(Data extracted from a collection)
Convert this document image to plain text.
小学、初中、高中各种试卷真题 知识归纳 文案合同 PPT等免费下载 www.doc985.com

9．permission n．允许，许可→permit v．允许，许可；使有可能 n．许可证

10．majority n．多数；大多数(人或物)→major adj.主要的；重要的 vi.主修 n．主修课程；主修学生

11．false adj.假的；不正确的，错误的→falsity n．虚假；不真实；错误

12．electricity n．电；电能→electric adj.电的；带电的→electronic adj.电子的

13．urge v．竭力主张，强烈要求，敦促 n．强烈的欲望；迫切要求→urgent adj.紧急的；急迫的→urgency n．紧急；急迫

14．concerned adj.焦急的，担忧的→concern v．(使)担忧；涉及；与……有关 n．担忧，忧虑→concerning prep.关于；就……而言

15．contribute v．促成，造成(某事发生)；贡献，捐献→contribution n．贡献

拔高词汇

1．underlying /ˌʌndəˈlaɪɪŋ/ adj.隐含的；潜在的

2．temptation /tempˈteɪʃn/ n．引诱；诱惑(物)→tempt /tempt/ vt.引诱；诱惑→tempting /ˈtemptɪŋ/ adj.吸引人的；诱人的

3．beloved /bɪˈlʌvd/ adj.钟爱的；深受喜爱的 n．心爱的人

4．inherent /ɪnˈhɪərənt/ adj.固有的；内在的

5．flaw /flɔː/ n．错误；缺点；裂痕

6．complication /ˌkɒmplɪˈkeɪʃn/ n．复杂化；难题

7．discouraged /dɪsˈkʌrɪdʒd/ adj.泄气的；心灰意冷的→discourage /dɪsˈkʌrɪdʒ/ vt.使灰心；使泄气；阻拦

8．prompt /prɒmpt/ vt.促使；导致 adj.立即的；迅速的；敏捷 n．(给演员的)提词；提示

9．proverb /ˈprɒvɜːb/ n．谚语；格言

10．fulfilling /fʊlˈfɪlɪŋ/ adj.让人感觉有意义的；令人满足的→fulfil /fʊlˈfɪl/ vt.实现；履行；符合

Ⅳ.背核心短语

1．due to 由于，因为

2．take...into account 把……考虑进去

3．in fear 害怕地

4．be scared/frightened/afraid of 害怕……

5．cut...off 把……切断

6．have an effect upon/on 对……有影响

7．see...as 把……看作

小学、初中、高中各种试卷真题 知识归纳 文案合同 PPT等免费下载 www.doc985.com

■ **GIVEN TASK**
Please output the entire listing exactly as it stands.

■ **SOLUTION TO THIS EXERCISE**
Convert this document image to plain text.
小学、初中、高中各种试卷真题 知识归纳 文案合同 PPT等免费下载 www.doc985.com

9．permission n．允许，许可→permit v．允许，许可；使有可能 n．许可证

10．majority n．多数；大多数(人或物)→major adj.主要的；重要的 vi.主修 n．主修课程；主修学生

11．false adj.假的；不正确的，错误的→falsity n．虚假；不真实；错误

12．electricity n．电；电能→electric adj.电的；带电的→electronic adj.电子的

13．urge v．竭力主张，强烈要求，敦促 n．强烈的欲望；迫切要求→urgent adj.紧急的；急迫的→urgency n．紧急；急迫

14．concerned adj.焦急的，担忧的→concern v．(使)担忧；涉及；与……有关 n．担忧，忧虑→concerning prep.关于；就……而言

15．contribute v．促成，造成(某事发生)；贡献，捐献→contribution n．贡献

拔高词汇

1．underlying /ˌʌndəˈlaɪɪŋ/ adj.隐含的；潜在的

2．temptation /tempˈteɪʃn/ n．引诱；诱惑(物)→tempt /tempt/ vt.引诱；诱惑→tempting /ˈtemptɪŋ/ adj.吸引人的；诱人的

3．beloved /bɪˈlʌvd/ adj.钟爱的；深受喜爱的 n．心爱的人

4．inherent /ɪnˈhɪərənt/ adj.固有的；内在的

5．flaw /flɔː/ n．错误；缺点；裂痕

6．complication /ˌkɒmplɪˈkeɪʃn/ n．复杂化；难题

7．discouraged /dɪsˈkʌrɪdʒd/ adj.泄气的；心灰意冷的→discourage /dɪsˈkʌrɪdʒ/ vt.使灰心；使泄气；阻拦

8．prompt /prɒmpt/ vt.促使；导致 adj.立即的；迅速的；敏捷 n．(给演员的)提词；提示

9．proverb /ˈprɒvɜːb/ n．谚语；格言

10．fulfilling /fʊlˈfɪlɪŋ/ adj.让人感觉有意义的；令人满足的→fulfil /fʊlˈfɪl/ vt.实现；履行；符合

Ⅳ.背核心短语

1．due to 由于，因为

2．take...into account 把……考虑进去

3．in fear 害怕地

4．be scared/frightened/afraid of 害怕……

5．cut...off 把……切断

6．have an effect upon/on 对……有影响

7．see...as 把……看作

小学、初中、高中各种试卷真题 知识归纳 文案合同 PPT等免费下载 www.doc985.com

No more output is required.